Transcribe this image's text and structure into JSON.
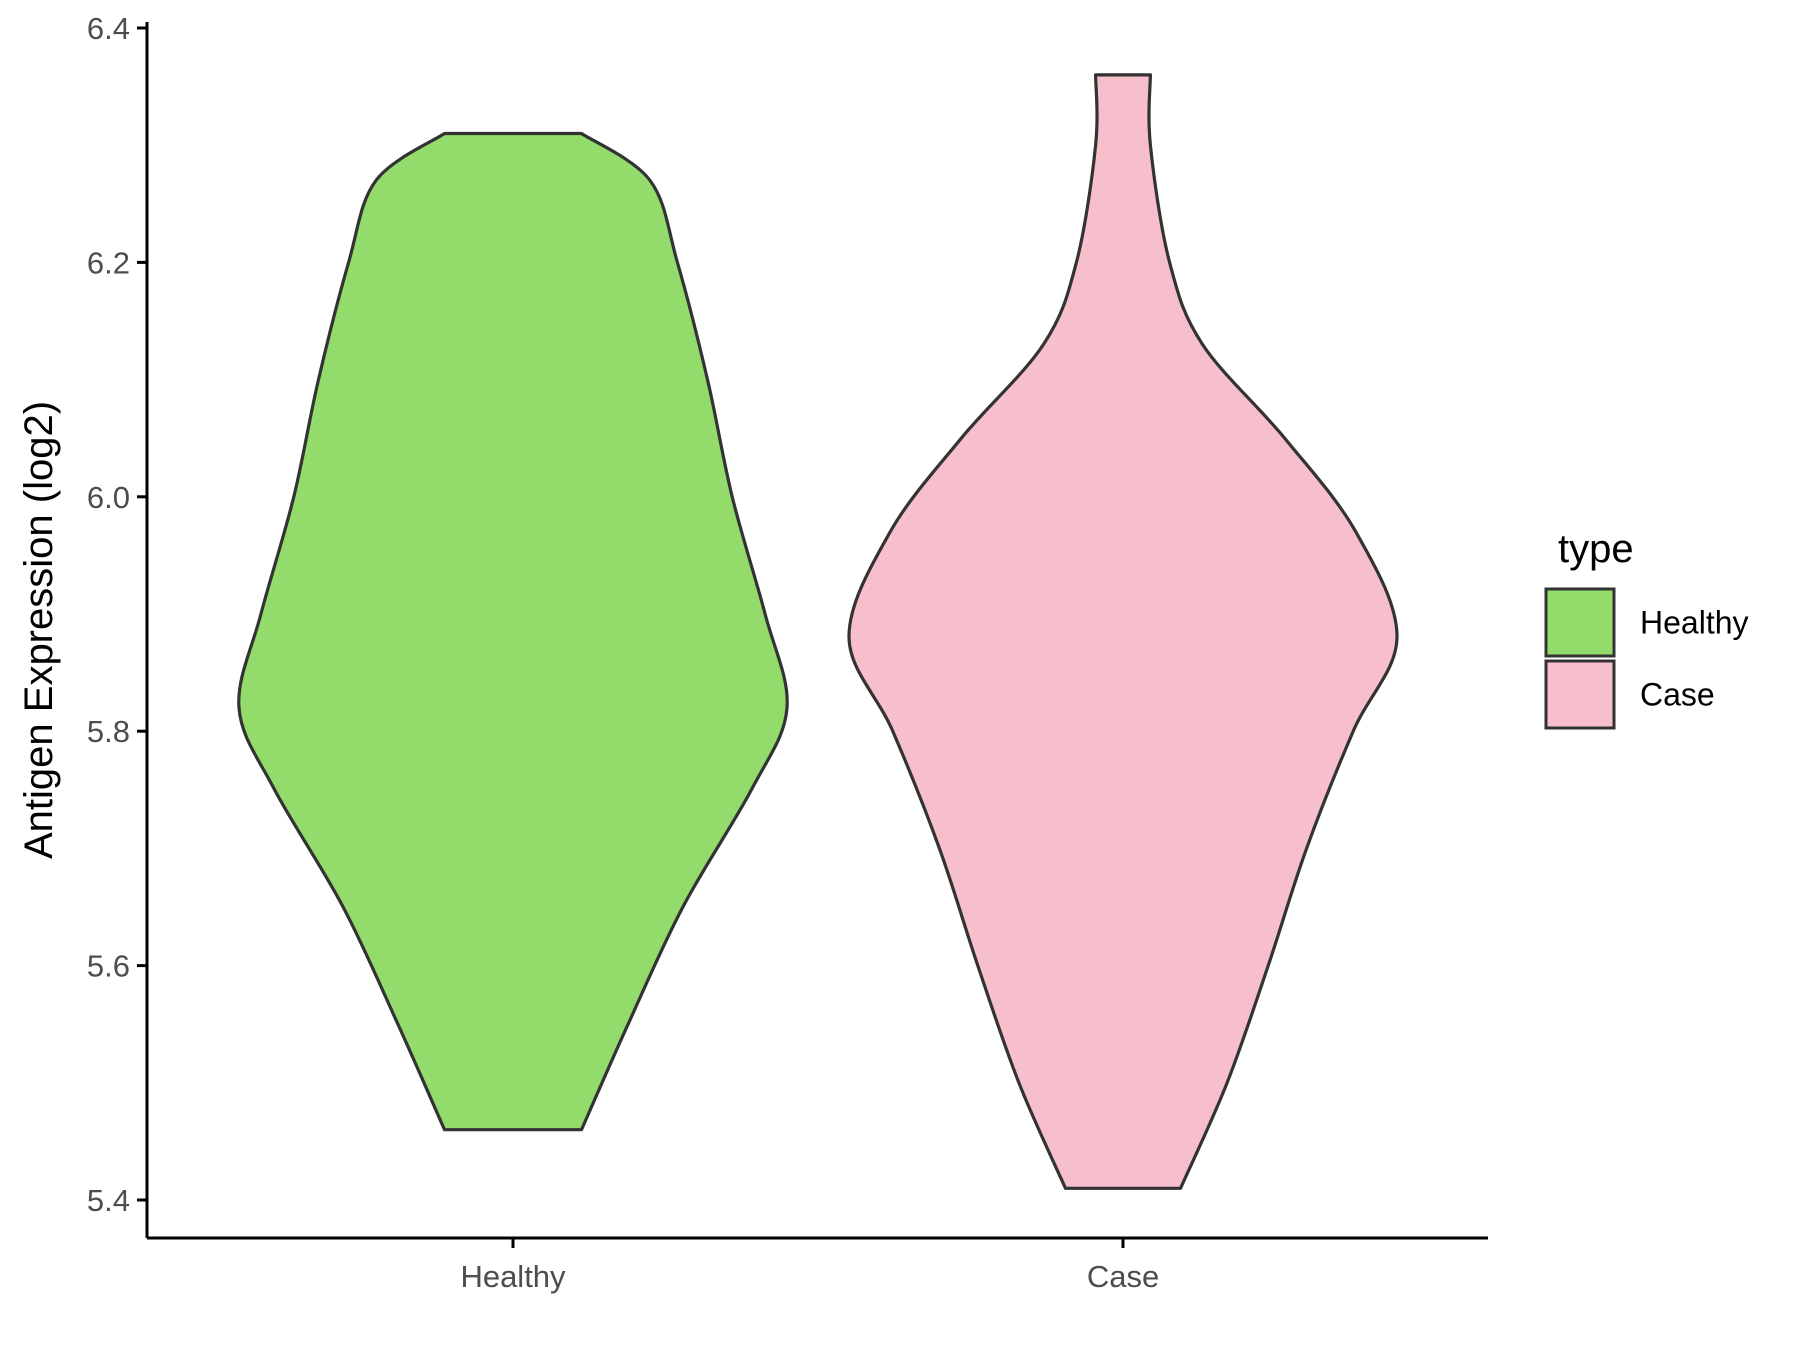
{
  "chart_data": {
    "type": "violin",
    "title": "",
    "xlabel": "",
    "ylabel": "Antigen Expression (log2)",
    "ylim": [
      5.37,
      6.41
    ],
    "yticks": [
      "5.4",
      "5.6",
      "5.8",
      "6.0",
      "6.2",
      "6.4"
    ],
    "categories": [
      "Healthy",
      "Case"
    ],
    "grid": false,
    "legend": {
      "title": "type",
      "position": "right",
      "entries": [
        "Healthy",
        "Case"
      ]
    },
    "series": [
      {
        "name": "Healthy",
        "color": "#93dc6b",
        "min": 5.46,
        "max": 6.31,
        "density_profile": [
          [
            5.46,
            0.25
          ],
          [
            5.55,
            0.42
          ],
          [
            5.65,
            0.62
          ],
          [
            5.75,
            0.87
          ],
          [
            5.82,
            1.0
          ],
          [
            5.9,
            0.92
          ],
          [
            6.0,
            0.8
          ],
          [
            6.1,
            0.71
          ],
          [
            6.2,
            0.6
          ],
          [
            6.27,
            0.5
          ],
          [
            6.31,
            0.25
          ]
        ]
      },
      {
        "name": "Case",
        "color": "#f7bfcb",
        "min": 5.41,
        "max": 6.36,
        "density_profile": [
          [
            5.41,
            0.21
          ],
          [
            5.5,
            0.38
          ],
          [
            5.6,
            0.53
          ],
          [
            5.7,
            0.67
          ],
          [
            5.8,
            0.84
          ],
          [
            5.88,
            1.0
          ],
          [
            5.97,
            0.85
          ],
          [
            6.05,
            0.59
          ],
          [
            6.13,
            0.29
          ],
          [
            6.2,
            0.17
          ],
          [
            6.3,
            0.1
          ],
          [
            6.36,
            0.1
          ]
        ]
      }
    ]
  }
}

★ ★ ★ ★ ★ ★ ★

§ **JOB**
Every line of the material is to be quoted exactly, with no pictures carried over.

§ **WRITTEN ANSWER**
Transcribe this image's text and structure into JSON.
{
  "chart_data": {
    "type": "violin",
    "title": "",
    "xlabel": "",
    "ylabel": "Antigen Expression (log2)",
    "ylim": [
      5.37,
      6.41
    ],
    "yticks": [
      "5.4",
      "5.6",
      "5.8",
      "6.0",
      "6.2",
      "6.4"
    ],
    "categories": [
      "Healthy",
      "Case"
    ],
    "grid": false,
    "legend": {
      "title": "type",
      "position": "right",
      "entries": [
        "Healthy",
        "Case"
      ]
    },
    "series": [
      {
        "name": "Healthy",
        "color": "#93dc6b",
        "min": 5.46,
        "max": 6.31,
        "density_profile": [
          [
            5.46,
            0.25
          ],
          [
            5.55,
            0.42
          ],
          [
            5.65,
            0.62
          ],
          [
            5.75,
            0.87
          ],
          [
            5.82,
            1.0
          ],
          [
            5.9,
            0.92
          ],
          [
            6.0,
            0.8
          ],
          [
            6.1,
            0.71
          ],
          [
            6.2,
            0.6
          ],
          [
            6.27,
            0.5
          ],
          [
            6.31,
            0.25
          ]
        ]
      },
      {
        "name": "Case",
        "color": "#f7bfcb",
        "min": 5.41,
        "max": 6.36,
        "density_profile": [
          [
            5.41,
            0.21
          ],
          [
            5.5,
            0.38
          ],
          [
            5.6,
            0.53
          ],
          [
            5.7,
            0.67
          ],
          [
            5.8,
            0.84
          ],
          [
            5.88,
            1.0
          ],
          [
            5.97,
            0.85
          ],
          [
            6.05,
            0.59
          ],
          [
            6.13,
            0.29
          ],
          [
            6.2,
            0.17
          ],
          [
            6.3,
            0.1
          ],
          [
            6.36,
            0.1
          ]
        ]
      }
    ]
  }
}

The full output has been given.